_Short task A_
Answer these questions from the passage on Walla Walla's public works director, one per line:
(i) What job was Ki Bealey asked about taking over in Walla Walla?
(ii) How many full-time employees does his department have?
(iii) In what part of Washington is Walla Walla?
_Short task B_
Decide whether each statement agrees with the passage on Walla Walla's public works director, and back each yes or no with the words that settle it:
(i) Bealey needed a map to find Walla Walla the first time.
(ii) Before Walla Walla, Bealey had spent less than five years as a consulting engineer in the state.
(iii) Bealey's department is responsible for solid waste.
_Short task C_
Carry the passage on Walla Walla's public works director forward from its final sentence.

_Provided passage_
────────────────────

The tasks include helping to plot the course of a municipality for the next five, 10, 20 or more years, while simultaneously keeping an eye on perpetually urgent day-to-day matters. The challenges include the fact that those daily matters will generate mountains of stress, with nary a congratulation in sight.

But Ki Bealey wouldn’t have it any other way – because he loves his job.

And just as importantly, he loves where he does it.

An independent consulting engineer in the state for more than a decade, he headed to the southeastern Washington city of Walla Walla at the request of a former client who called to gauge his interest in taking over as director of public works.

Bealey conceded to needing a map to find the place the first time around, but its charms in the years since he arrived have far outweighed the migraines that helping to run a city can sometimes elicit.

He now oversees a department with 66 full-time employees, an operating, capital, debt service and reserve budget of approximately $33 million and a responsibility to handle the planning, programming, construction, maintenance and operations of the city’s utilities (water, wastewater and stormwater), solid waste and streets/roads/traffic signals/street lighting.

────────────────────

_Records shown_
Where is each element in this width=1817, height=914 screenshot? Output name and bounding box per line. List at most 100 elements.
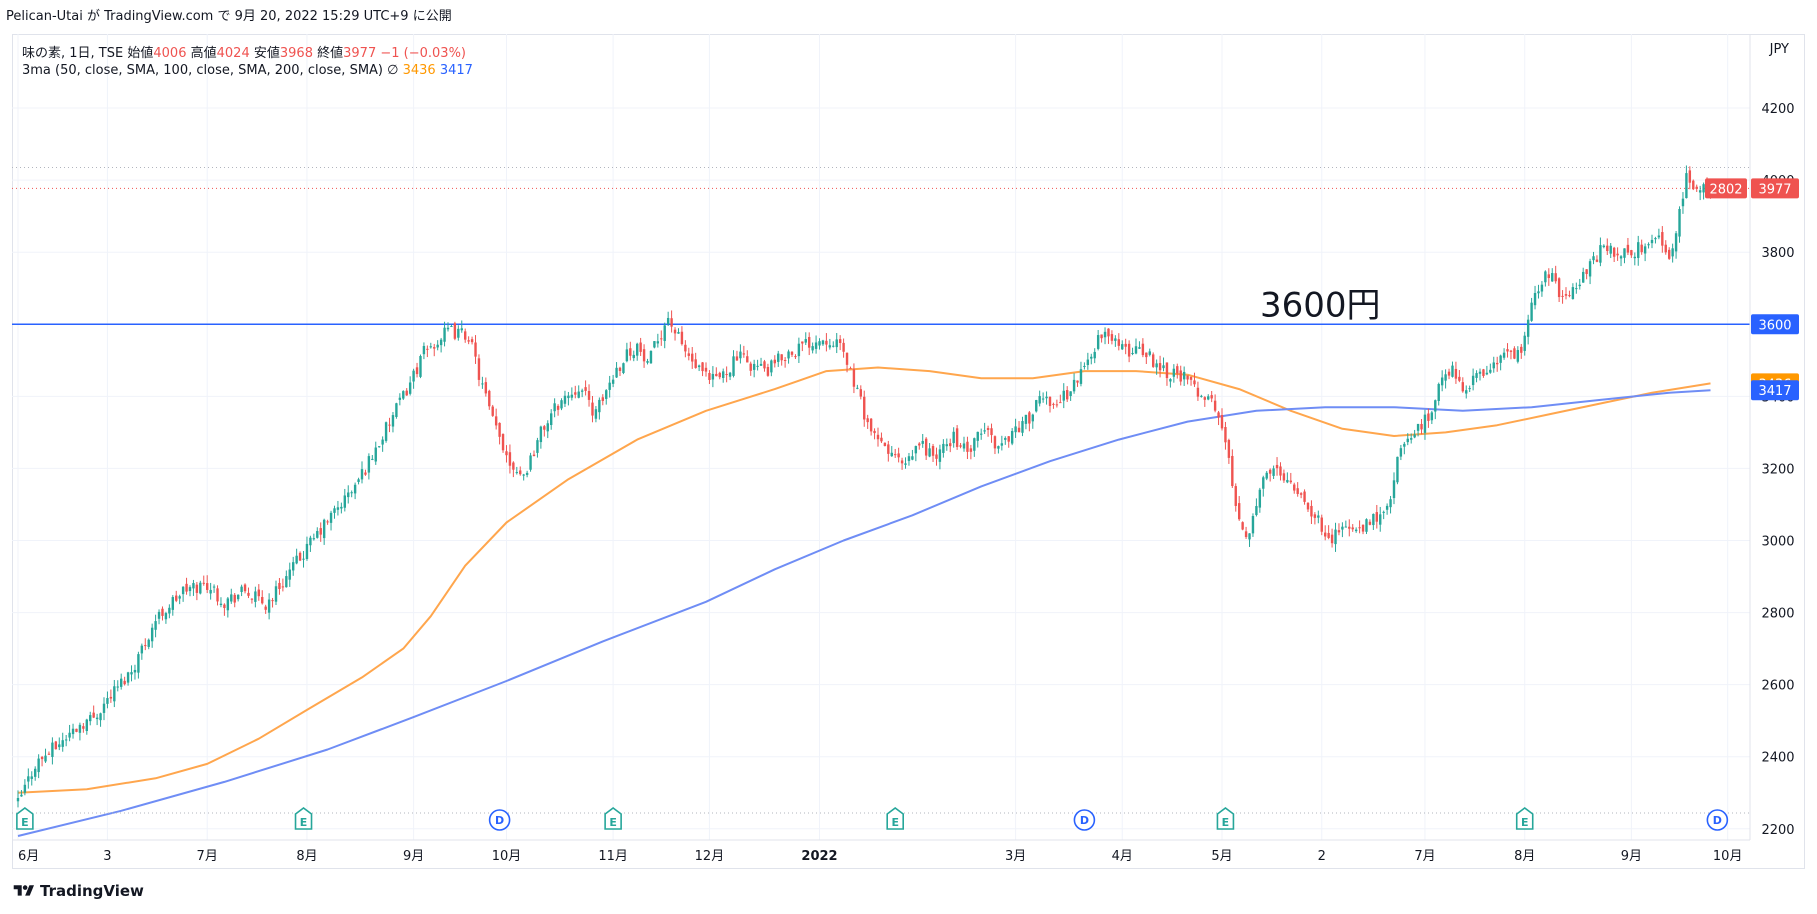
candle-body (240, 586, 243, 593)
candle-body (360, 469, 364, 480)
symbol-legend[interactable]: 味の素, 1日, TSE 始値4006 高値4024 安値3968 終値3977… (22, 42, 466, 61)
candle-body (1203, 397, 1206, 400)
candle-body (1623, 248, 1626, 258)
candle-body (1471, 375, 1475, 386)
candle-body (157, 611, 161, 619)
candle-body (1220, 415, 1224, 429)
tradingview-branding[interactable]: TradingView (12, 882, 144, 900)
candle-body (212, 586, 216, 588)
candle-body (1141, 343, 1145, 356)
ma-legend[interactable]: 3ma (50, close, SMA, 100, close, SMA, 20… (22, 63, 473, 78)
candle-body (790, 351, 794, 355)
candle-body (1440, 377, 1444, 386)
candle-body (309, 537, 312, 546)
candle-body (99, 713, 102, 721)
candle-body (161, 608, 164, 616)
candle-body (1282, 473, 1286, 481)
candle-body (670, 318, 673, 327)
candle-body (1485, 372, 1489, 375)
candle-body (1478, 371, 1482, 374)
candle-body (876, 434, 880, 440)
candle-body (639, 342, 642, 352)
earnings-event-icon (294, 807, 313, 830)
candle-body (859, 389, 862, 397)
candle-body (20, 794, 23, 797)
candle-body (1268, 469, 1272, 474)
candle-body (1303, 491, 1306, 502)
x-tick-label: 5月 (1211, 849, 1232, 864)
candle-body (402, 391, 405, 399)
candle-body (408, 382, 412, 394)
candle-body (1296, 488, 1299, 494)
candle-body (1430, 412, 1434, 421)
candle-body (852, 369, 856, 387)
candle-body (1186, 375, 1189, 380)
chart-frame (12, 34, 1805, 869)
candle-body (1275, 464, 1279, 469)
candle-body (1406, 438, 1409, 443)
y-tick-label: 2600 (1761, 679, 1794, 694)
candle-body (708, 372, 711, 380)
candle-body (1606, 245, 1609, 252)
candle-body (673, 329, 677, 334)
candle-body (89, 715, 92, 722)
candle-body (1165, 362, 1169, 379)
candle-body (120, 678, 123, 687)
candle-body (61, 740, 64, 747)
candle-body (1482, 369, 1485, 376)
candle-body (838, 339, 842, 343)
candle-body (890, 452, 893, 457)
candle-body (952, 431, 955, 444)
candle-body (254, 591, 257, 602)
candle-body (219, 603, 223, 606)
candle-body (371, 458, 374, 460)
candle-body (1041, 398, 1045, 400)
candle-body (367, 456, 371, 473)
candle-body (391, 415, 395, 427)
candle-body (986, 428, 990, 430)
candle-body (1375, 512, 1378, 522)
candle-body (1244, 531, 1248, 538)
candle-body (250, 598, 254, 600)
candles (16, 165, 1712, 808)
candle-body (267, 599, 271, 613)
candle-body (433, 347, 436, 349)
candle-body (474, 342, 477, 357)
candle-body (1533, 292, 1537, 306)
candle-body (192, 583, 195, 589)
candle-body (787, 351, 790, 359)
candle-body (453, 323, 457, 339)
candle-body (900, 460, 904, 464)
candle-body (1121, 344, 1124, 350)
candle-body (1609, 245, 1612, 254)
candle-body (1272, 468, 1275, 476)
candle-body (1182, 371, 1186, 380)
ma-hidden-icon: ∅ (387, 63, 399, 78)
candle-body (405, 390, 408, 396)
candle-body (1434, 400, 1437, 412)
candle-body (677, 332, 680, 334)
candle-body (725, 374, 728, 376)
candle-body (1688, 170, 1692, 183)
candle-body (1674, 233, 1678, 252)
candle-body (1048, 396, 1052, 406)
candle-body (395, 403, 398, 417)
candle-body (364, 472, 367, 475)
candle-body (1134, 346, 1138, 354)
candle-body (773, 359, 776, 364)
candle-body (1286, 479, 1289, 483)
candle-body (388, 424, 391, 426)
candle-body (1561, 295, 1564, 297)
ma200-price-tag-bg (1751, 380, 1799, 401)
candle-body (529, 455, 532, 470)
candle-body (801, 341, 804, 344)
candle-body (1544, 271, 1547, 283)
candle-body (1564, 294, 1568, 296)
candle-body (181, 586, 185, 595)
candle-body (935, 454, 938, 459)
candle-body (467, 340, 470, 342)
candle-body (515, 472, 518, 474)
x-tick-label: 7月 (1414, 849, 1435, 864)
candle-body (1131, 352, 1134, 355)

────────────────────

_Exercise answer A_
(i) Director of public works
(ii) 66
(iii) The southeast

_Exercise answer B_
(i) Yes: "Bealey conceded to needing a map to find the place the first time around"
(ii) No: "An independent consulting engineer in the state for more than a decade"
(iii) Yes: "solid waste and streets/roads/traffic signals/street lighting"

_Exercise answer C_
It’s a tough job that takes a reliable and talented team.

“These people that I work with, I’m fortunate to work with them,” Bealey said.

“They work really hard every day. Stuff happens, for sure, and we don’t like it, but we do our best to prevent it and then to get it taken care of when it does happen. It’s just one of those kinds of thankless jobs until there’s a problem, and then it’s a complaint. There really isn’t much of an in-between.”

The payoff comes in knowing that in 25 years, when people look around Walla Walla – or any city that’s been studiously managed and planned – they’ll know Bealey and his like have been there.

“It really shapes cities,” he said. “They’re the streets we drive on, we ride our bikes on, we walk on and they connect us to everything else. If you don’t have that infrastructure you really don’t have much of a city. And you don’t realize you’ve got it until it’s gone. I love getting stuff done and I love making the places I live better places.”

He’s faced a unique challenge in Walla Walla, a city of nearly 32,000 residents whose population has grown steadily in each of four 10-year increments since it stood at 23,619 for the 1970 U.S. Census. It ticked up 8.5 percent by the time the census was done in 1980, and rose another 3.4 and 12.1 in two subsequent population counts en route to reaching 31,731 by 2010.

It was incorporated as a city in 1862, and city leadership over the years has been particularly effective in dealing with infrastructure issues like drinking water treatment and wastewater processing. The wastewater facility is a full-reclamation plant, in fact, which in Walla Walla’s case means that the effluent generated at the plant during summer months is sent to irrigators for use.

But the track record for innovation isn’t so good on the city’s water lines or roads.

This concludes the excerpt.